Available records:
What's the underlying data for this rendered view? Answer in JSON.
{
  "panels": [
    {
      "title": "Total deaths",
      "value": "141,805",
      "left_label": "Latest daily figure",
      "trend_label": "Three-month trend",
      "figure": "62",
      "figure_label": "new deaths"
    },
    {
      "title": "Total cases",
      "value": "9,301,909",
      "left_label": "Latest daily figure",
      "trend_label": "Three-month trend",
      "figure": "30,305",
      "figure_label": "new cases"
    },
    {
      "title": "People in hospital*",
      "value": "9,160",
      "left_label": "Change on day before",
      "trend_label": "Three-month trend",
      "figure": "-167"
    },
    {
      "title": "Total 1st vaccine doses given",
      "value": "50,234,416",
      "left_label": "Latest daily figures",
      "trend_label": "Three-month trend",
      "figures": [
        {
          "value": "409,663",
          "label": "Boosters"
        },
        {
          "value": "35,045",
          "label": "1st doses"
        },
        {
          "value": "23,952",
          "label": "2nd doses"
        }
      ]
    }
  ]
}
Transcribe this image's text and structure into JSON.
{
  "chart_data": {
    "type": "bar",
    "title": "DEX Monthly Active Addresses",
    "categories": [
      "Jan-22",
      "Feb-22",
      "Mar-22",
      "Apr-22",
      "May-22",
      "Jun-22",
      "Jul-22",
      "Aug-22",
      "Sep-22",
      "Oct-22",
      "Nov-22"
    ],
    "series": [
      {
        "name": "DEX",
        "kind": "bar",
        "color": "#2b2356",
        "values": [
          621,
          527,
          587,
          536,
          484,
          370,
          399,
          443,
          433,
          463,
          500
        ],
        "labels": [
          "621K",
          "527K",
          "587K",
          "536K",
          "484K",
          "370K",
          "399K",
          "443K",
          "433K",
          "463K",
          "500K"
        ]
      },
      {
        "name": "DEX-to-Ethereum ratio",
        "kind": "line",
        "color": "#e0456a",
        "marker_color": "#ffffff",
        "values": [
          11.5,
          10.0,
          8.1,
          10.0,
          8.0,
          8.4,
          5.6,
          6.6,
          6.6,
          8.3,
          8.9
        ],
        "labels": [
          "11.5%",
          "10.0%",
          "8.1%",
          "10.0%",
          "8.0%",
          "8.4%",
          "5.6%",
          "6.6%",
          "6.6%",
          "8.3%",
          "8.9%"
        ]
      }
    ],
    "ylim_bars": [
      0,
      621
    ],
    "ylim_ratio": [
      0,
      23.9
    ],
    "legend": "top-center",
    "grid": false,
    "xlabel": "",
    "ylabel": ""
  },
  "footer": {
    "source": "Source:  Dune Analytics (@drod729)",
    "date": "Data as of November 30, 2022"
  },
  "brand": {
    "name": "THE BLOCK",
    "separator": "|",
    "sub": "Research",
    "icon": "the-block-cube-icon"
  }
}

Task goal: Output the lines above verbatim and in full.

Exercise solution:
What's the underlying data for this rendered view? Answer in JSON.
{
  "panels": [
    {
      "title": "Total deaths",
      "value": "141,805",
      "left_label": "Latest daily figure",
      "trend_label": "Three-month trend",
      "figure": "62",
      "figure_label": "new deaths"
    },
    {
      "title": "Total cases",
      "value": "9,301,909",
      "left_label": "Latest daily figure",
      "trend_label": "Three-month trend",
      "figure": "30,305",
      "figure_label": "new cases"
    },
    {
      "title": "People in hospital*",
      "value": "9,160",
      "left_label": "Change on day before",
      "trend_label": "Three-month trend",
      "figure": "-167"
    },
    {
      "title": "Total 1st vaccine doses given",
      "value": "50,234,416",
      "left_label": "Latest daily figures",
      "trend_label": "Three-month trend",
      "figures": [
        {
          "value": "409,663",
          "label": "Boosters"
        },
        {
          "value": "35,045",
          "label": "1st doses"
        },
        {
          "value": "23,952",
          "label": "2nd doses"
        }
      ]
    }
  ]
}
Transcribe this image's text and structure into JSON.
{
  "chart_data": {
    "type": "bar",
    "title": "DEX Monthly Active Addresses",
    "categories": [
      "Jan-22",
      "Feb-22",
      "Mar-22",
      "Apr-22",
      "May-22",
      "Jun-22",
      "Jul-22",
      "Aug-22",
      "Sep-22",
      "Oct-22",
      "Nov-22"
    ],
    "series": [
      {
        "name": "DEX",
        "kind": "bar",
        "color": "#2b2356",
        "values": [
          621,
          527,
          587,
          536,
          484,
          370,
          399,
          443,
          433,
          463,
          500
        ],
        "labels": [
          "621K",
          "527K",
          "587K",
          "536K",
          "484K",
          "370K",
          "399K",
          "443K",
          "433K",
          "463K",
          "500K"
        ]
      },
      {
        "name": "DEX-to-Ethereum ratio",
        "kind": "line",
        "color": "#e0456a",
        "marker_color": "#ffffff",
        "values": [
          11.5,
          10.0,
          8.1,
          10.0,
          8.0,
          8.4,
          5.6,
          6.6,
          6.6,
          8.3,
          8.9
        ],
        "labels": [
          "11.5%",
          "10.0%",
          "8.1%",
          "10.0%",
          "8.0%",
          "8.4%",
          "5.6%",
          "6.6%",
          "6.6%",
          "8.3%",
          "8.9%"
        ]
      }
    ],
    "ylim_bars": [
      0,
      621
    ],
    "ylim_ratio": [
      0,
      23.9
    ],
    "legend": "top-center",
    "grid": false,
    "xlabel": "",
    "ylabel": ""
  },
  "footer": {
    "source": "Source:  Dune Analytics (@drod729)",
    "date": "Data as of November 30, 2022"
  },
  "brand": {
    "name": "THE BLOCK",
    "separator": "|",
    "sub": "Research",
    "icon": "the-block-cube-icon"
  }
}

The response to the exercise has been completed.